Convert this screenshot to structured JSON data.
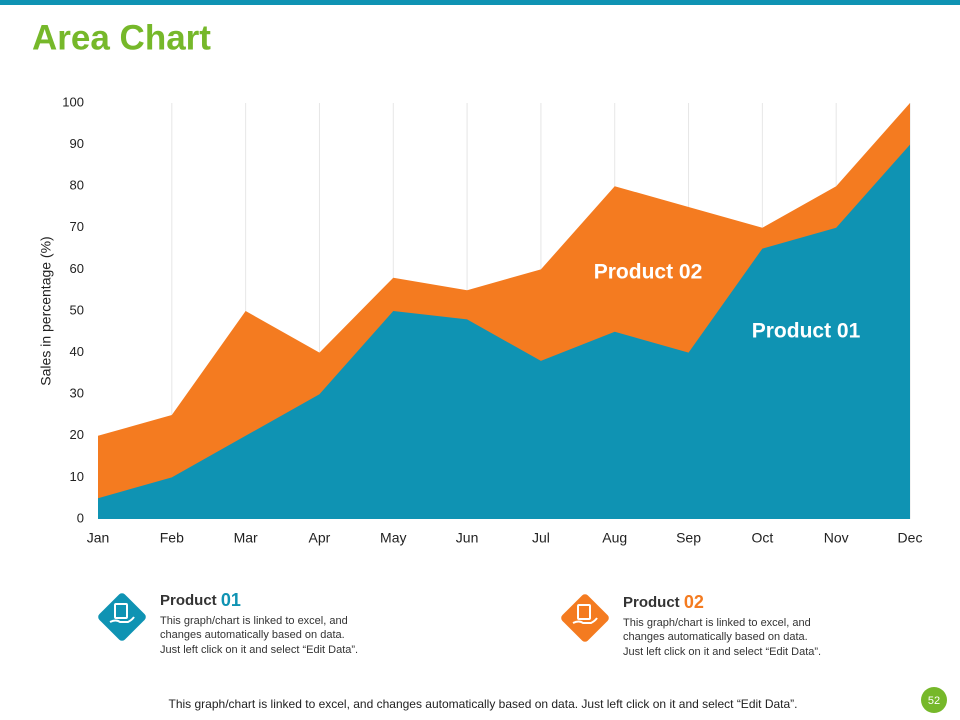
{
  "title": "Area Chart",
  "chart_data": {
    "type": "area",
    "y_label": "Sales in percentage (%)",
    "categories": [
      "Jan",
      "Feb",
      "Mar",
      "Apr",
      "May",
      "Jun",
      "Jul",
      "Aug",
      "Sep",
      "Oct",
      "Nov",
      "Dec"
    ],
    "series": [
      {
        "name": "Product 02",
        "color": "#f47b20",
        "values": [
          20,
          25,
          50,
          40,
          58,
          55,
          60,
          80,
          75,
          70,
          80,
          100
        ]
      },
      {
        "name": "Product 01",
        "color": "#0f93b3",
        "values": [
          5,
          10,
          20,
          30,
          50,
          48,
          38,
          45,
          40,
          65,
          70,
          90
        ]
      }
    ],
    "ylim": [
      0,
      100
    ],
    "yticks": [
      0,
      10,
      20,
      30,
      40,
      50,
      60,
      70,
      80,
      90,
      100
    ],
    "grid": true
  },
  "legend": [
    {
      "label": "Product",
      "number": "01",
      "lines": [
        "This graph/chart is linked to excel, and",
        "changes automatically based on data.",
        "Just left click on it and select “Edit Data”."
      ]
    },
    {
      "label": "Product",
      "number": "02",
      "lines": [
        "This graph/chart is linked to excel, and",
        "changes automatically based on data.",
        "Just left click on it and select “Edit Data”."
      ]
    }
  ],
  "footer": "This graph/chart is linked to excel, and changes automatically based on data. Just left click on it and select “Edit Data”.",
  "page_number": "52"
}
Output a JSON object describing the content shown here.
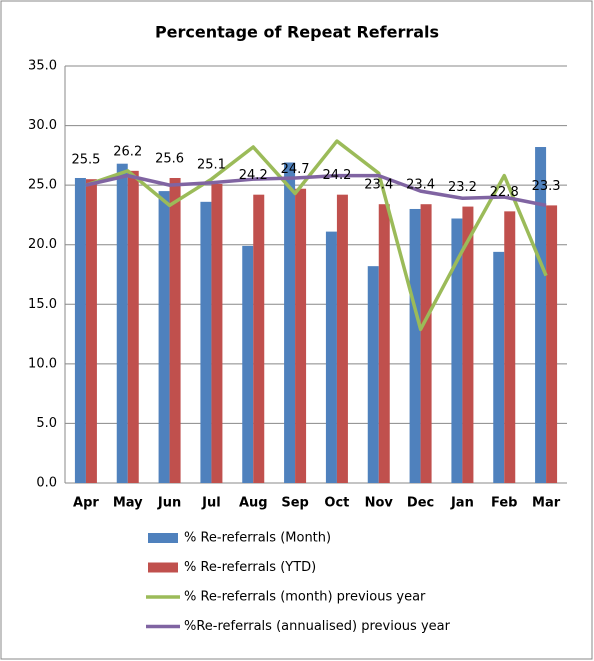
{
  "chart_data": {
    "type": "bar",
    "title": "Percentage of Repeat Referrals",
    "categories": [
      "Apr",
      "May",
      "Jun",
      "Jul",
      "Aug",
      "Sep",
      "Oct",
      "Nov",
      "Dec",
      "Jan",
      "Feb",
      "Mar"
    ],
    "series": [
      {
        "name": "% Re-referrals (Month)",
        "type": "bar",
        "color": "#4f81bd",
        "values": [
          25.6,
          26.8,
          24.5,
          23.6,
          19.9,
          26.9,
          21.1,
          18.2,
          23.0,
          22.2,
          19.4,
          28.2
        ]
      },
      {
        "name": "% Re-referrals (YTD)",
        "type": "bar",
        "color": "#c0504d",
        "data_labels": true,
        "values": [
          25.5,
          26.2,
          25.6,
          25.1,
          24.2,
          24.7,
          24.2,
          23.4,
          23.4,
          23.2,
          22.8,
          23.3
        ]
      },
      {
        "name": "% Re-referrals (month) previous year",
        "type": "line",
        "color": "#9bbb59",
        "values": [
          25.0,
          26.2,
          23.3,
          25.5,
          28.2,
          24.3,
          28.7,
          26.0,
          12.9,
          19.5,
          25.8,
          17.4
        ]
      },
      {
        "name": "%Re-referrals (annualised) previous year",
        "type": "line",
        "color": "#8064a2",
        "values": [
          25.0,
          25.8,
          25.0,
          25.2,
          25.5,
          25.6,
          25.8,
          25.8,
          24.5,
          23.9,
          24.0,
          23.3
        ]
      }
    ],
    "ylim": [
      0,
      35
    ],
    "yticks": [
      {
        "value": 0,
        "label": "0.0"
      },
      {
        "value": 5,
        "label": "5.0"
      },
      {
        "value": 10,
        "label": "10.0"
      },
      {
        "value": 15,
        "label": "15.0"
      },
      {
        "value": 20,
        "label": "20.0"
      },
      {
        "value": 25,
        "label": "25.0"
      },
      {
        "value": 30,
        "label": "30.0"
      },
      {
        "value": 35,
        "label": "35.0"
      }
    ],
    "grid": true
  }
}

- - -

Check each line above for "color" and return the ones that have it.

        "color": "#f47b20",
        "color": "#0f93b3",
        "color": "#4f81bd",
        "color": "#c0504d",
        "color": "#9bbb59",
        "color": "#8064a2",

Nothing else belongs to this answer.